#### TASK DETAILS
In the listing that follows, count each line containing the string "letter" and report only the count.
-- Begin DATA EXCERPTS --
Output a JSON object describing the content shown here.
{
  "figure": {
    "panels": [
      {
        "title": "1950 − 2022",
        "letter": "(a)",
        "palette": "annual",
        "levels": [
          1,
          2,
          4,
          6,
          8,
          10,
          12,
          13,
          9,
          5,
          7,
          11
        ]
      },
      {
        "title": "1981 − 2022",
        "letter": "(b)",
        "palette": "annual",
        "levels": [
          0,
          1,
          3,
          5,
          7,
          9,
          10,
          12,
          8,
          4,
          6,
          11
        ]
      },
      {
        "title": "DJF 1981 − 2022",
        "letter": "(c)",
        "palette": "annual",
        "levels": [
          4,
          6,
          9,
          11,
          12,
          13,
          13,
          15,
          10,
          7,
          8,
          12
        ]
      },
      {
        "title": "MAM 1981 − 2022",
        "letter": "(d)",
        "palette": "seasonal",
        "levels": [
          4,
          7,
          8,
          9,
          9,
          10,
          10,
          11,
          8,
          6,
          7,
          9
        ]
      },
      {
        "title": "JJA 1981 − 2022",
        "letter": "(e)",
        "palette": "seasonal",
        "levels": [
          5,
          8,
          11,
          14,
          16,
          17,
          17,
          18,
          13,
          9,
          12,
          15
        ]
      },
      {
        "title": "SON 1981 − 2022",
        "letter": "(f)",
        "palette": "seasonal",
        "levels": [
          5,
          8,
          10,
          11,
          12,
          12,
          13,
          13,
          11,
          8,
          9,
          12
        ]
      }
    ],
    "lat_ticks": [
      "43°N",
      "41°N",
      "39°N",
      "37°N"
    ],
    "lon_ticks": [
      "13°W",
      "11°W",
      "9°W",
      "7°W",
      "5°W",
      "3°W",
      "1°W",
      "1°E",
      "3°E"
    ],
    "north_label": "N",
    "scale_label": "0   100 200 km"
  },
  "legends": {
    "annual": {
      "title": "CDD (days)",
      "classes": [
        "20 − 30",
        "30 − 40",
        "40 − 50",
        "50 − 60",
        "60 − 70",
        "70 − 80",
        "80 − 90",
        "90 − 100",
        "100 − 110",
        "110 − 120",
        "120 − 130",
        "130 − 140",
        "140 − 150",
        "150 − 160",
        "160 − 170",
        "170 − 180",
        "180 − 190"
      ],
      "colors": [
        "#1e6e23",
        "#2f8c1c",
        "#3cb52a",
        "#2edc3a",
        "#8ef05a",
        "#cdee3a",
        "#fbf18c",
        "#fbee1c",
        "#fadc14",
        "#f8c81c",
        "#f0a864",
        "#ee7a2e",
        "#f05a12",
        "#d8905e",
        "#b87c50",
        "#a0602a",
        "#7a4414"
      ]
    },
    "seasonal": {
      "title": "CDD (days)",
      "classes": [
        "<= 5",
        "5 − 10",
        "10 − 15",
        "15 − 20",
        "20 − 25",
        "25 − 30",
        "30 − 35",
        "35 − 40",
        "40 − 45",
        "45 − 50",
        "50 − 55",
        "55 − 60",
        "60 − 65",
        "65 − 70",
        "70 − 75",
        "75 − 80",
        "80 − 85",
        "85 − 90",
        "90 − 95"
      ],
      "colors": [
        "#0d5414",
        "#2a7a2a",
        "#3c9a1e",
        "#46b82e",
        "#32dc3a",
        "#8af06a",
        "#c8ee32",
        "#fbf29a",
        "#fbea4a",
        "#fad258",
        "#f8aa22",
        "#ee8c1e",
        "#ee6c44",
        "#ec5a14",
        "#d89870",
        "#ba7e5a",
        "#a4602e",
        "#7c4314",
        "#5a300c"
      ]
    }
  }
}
-- End DATA EXCERPTS --
#### RESPONSE TO THIS TASK
6